Chart and figure data:
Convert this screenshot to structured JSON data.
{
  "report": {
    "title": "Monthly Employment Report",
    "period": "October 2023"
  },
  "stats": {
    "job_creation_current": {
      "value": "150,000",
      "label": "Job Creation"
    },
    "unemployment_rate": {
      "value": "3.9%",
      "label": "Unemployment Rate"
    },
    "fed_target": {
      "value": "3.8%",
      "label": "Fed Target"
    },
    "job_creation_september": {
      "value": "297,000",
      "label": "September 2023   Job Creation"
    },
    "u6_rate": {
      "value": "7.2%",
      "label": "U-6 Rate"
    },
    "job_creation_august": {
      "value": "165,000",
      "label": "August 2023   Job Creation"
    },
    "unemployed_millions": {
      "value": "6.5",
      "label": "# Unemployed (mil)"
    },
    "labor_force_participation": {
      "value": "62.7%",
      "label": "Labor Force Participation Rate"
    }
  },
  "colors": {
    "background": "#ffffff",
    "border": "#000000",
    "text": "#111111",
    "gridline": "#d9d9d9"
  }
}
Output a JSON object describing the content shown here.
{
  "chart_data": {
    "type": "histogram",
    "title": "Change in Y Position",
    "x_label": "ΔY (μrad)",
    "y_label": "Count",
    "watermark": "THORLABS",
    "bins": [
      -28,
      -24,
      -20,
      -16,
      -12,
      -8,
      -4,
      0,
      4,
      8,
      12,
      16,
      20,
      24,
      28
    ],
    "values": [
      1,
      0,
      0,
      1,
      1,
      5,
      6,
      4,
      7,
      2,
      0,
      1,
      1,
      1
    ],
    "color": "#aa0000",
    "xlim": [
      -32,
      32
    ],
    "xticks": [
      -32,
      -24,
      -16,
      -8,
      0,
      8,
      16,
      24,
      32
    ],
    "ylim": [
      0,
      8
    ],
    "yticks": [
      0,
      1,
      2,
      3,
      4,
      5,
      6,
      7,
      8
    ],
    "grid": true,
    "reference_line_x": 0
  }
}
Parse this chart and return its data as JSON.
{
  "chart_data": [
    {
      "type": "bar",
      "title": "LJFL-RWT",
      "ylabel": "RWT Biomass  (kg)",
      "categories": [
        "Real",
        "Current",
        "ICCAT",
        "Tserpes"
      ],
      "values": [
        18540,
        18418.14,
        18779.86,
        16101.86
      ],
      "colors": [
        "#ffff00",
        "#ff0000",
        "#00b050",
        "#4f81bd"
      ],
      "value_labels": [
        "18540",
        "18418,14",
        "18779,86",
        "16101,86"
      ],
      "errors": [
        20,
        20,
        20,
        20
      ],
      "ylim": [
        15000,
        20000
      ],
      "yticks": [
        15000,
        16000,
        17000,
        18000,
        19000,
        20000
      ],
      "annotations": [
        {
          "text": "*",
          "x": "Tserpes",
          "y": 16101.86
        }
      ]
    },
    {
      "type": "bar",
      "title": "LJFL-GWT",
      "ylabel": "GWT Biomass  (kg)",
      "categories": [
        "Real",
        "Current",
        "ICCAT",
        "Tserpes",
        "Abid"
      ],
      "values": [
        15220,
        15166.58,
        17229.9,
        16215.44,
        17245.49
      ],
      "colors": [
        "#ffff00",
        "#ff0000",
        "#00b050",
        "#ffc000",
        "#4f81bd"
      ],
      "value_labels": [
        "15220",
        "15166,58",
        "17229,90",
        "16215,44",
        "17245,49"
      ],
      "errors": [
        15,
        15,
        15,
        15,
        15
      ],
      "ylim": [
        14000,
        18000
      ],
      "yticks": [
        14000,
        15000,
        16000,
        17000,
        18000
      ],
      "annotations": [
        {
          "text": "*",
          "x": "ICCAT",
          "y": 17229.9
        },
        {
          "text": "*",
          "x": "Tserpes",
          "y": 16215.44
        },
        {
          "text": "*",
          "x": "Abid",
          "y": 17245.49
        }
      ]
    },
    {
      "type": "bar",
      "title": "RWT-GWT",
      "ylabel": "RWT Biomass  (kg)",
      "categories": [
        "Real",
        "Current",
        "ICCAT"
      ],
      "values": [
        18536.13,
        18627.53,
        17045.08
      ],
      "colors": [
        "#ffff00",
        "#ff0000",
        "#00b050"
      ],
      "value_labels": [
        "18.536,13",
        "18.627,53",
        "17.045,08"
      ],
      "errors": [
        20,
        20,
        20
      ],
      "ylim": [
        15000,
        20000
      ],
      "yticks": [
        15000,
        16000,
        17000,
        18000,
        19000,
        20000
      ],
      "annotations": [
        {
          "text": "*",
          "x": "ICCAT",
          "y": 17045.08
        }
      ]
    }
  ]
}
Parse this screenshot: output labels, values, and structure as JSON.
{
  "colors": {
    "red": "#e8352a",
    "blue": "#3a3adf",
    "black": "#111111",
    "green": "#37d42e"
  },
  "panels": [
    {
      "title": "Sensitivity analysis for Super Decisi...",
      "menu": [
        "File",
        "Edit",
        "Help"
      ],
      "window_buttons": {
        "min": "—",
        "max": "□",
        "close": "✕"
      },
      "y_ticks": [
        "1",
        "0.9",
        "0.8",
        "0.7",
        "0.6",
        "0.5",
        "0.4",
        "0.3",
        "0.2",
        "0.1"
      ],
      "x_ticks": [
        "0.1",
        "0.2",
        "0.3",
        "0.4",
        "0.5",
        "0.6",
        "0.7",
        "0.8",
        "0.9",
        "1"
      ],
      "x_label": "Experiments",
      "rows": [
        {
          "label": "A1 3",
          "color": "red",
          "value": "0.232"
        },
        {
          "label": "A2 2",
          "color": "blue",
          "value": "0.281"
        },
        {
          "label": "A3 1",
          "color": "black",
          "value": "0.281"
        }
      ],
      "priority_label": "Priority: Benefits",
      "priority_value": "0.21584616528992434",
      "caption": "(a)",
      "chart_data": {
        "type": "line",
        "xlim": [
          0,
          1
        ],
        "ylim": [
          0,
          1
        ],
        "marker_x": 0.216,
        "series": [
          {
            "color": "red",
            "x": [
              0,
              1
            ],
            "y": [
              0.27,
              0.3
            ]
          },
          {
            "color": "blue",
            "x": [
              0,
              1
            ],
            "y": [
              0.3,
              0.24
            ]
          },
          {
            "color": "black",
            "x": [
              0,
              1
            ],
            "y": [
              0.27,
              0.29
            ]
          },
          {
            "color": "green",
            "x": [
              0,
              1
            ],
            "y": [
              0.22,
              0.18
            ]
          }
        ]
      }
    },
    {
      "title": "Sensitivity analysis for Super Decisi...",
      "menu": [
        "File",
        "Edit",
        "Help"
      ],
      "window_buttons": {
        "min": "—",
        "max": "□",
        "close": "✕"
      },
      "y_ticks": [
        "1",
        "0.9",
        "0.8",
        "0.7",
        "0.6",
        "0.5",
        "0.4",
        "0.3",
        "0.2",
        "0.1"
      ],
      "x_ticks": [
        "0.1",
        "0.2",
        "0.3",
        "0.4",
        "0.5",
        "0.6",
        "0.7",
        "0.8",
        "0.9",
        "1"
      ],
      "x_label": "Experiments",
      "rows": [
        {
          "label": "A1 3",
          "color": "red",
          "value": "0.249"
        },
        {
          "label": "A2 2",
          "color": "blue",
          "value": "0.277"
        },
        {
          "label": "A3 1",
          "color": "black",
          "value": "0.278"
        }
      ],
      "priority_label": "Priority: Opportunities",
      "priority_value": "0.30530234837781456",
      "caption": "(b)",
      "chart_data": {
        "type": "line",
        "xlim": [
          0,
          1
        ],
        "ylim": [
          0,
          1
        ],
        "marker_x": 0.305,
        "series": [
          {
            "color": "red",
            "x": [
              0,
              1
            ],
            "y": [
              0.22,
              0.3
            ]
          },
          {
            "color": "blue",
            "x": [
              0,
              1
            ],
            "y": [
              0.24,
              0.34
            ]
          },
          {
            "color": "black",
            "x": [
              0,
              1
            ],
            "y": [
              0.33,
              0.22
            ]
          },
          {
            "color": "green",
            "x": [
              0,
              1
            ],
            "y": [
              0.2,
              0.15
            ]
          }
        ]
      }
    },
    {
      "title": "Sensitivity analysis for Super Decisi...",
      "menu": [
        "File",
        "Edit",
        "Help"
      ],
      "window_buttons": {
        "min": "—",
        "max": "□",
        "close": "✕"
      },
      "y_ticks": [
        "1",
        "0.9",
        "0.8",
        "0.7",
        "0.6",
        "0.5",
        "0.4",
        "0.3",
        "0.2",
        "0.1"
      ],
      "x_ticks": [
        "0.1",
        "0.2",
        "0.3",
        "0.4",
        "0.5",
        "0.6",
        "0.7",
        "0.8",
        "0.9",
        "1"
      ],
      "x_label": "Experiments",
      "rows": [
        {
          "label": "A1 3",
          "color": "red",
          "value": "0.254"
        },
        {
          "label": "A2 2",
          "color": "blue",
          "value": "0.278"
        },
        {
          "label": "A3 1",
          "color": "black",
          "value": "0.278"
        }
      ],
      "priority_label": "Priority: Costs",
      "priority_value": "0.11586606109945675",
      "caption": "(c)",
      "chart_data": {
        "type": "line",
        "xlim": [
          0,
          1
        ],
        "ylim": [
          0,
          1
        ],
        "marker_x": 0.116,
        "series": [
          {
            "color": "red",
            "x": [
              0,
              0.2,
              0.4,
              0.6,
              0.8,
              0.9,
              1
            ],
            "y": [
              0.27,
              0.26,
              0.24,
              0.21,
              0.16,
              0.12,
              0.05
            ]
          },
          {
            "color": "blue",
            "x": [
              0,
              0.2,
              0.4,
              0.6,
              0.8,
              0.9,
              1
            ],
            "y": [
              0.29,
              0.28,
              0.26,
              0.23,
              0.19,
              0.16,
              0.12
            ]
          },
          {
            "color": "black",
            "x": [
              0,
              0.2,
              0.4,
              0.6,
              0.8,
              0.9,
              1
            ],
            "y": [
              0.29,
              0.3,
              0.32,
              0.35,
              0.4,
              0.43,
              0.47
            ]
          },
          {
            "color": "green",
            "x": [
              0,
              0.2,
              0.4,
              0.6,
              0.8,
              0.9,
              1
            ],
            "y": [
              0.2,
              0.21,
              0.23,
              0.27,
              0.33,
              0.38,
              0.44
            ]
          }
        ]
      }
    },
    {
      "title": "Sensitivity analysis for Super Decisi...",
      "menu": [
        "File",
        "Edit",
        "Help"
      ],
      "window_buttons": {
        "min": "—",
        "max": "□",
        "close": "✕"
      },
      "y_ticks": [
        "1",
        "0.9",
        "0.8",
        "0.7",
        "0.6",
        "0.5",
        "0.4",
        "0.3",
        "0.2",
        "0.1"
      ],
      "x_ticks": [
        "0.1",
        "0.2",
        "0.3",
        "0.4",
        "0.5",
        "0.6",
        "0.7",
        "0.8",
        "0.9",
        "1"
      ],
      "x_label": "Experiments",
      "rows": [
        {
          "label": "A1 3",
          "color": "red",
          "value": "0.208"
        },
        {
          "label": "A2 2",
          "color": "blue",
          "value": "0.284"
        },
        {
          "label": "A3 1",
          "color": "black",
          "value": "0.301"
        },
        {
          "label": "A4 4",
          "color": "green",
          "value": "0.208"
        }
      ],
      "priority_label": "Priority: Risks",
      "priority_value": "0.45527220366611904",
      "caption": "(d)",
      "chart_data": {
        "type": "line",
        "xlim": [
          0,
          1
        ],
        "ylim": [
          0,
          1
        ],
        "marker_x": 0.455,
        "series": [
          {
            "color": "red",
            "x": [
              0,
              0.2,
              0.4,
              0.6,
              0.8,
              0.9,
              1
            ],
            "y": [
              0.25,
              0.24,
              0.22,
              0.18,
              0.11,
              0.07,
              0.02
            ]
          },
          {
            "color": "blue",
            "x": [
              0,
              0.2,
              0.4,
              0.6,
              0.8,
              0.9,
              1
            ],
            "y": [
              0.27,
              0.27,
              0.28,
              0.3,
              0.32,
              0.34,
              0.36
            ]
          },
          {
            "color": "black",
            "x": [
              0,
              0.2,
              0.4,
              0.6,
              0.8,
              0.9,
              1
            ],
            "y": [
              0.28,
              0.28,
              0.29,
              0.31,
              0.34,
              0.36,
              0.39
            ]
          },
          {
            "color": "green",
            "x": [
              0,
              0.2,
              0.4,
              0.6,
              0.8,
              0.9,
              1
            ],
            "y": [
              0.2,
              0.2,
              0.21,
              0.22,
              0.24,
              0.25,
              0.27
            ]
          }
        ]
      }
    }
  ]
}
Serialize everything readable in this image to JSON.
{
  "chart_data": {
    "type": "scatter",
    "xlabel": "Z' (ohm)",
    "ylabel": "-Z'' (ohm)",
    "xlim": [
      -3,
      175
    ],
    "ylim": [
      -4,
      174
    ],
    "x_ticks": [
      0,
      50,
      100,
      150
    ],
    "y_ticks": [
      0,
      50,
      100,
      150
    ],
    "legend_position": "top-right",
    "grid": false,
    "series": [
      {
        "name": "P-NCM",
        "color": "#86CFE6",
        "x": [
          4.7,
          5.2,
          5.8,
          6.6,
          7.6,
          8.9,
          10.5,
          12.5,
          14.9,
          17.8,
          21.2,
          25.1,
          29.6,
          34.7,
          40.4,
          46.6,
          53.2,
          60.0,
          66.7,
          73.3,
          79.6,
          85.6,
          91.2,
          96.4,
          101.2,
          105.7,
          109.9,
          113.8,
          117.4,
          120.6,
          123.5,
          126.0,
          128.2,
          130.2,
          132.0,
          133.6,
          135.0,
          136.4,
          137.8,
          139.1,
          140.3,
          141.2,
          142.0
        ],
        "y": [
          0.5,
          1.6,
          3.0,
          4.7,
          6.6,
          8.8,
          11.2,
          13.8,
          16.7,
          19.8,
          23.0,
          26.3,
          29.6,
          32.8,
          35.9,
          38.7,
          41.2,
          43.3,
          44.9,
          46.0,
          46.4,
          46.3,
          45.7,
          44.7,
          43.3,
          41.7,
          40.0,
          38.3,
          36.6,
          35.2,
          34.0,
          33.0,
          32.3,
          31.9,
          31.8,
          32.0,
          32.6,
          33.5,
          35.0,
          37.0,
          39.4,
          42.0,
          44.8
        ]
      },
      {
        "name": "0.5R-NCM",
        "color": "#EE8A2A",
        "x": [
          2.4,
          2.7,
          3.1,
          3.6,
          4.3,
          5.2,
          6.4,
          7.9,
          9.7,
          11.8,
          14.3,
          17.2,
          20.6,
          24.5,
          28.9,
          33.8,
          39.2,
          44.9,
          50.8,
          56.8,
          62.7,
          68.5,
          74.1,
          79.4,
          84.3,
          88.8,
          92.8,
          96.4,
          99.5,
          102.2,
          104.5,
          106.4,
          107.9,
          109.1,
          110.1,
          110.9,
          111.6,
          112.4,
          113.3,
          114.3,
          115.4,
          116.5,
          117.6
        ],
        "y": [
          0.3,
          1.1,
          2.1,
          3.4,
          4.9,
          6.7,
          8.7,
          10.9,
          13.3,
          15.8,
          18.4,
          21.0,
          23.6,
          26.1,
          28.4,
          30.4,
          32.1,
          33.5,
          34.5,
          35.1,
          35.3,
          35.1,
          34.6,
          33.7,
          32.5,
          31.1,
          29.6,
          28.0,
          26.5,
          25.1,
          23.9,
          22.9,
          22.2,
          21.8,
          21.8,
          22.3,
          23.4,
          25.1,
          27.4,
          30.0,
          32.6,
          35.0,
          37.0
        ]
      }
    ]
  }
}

**Exercise:** Count how many lines in the data contain the word "caption", giving the number without comment.

**Response to the task:** 4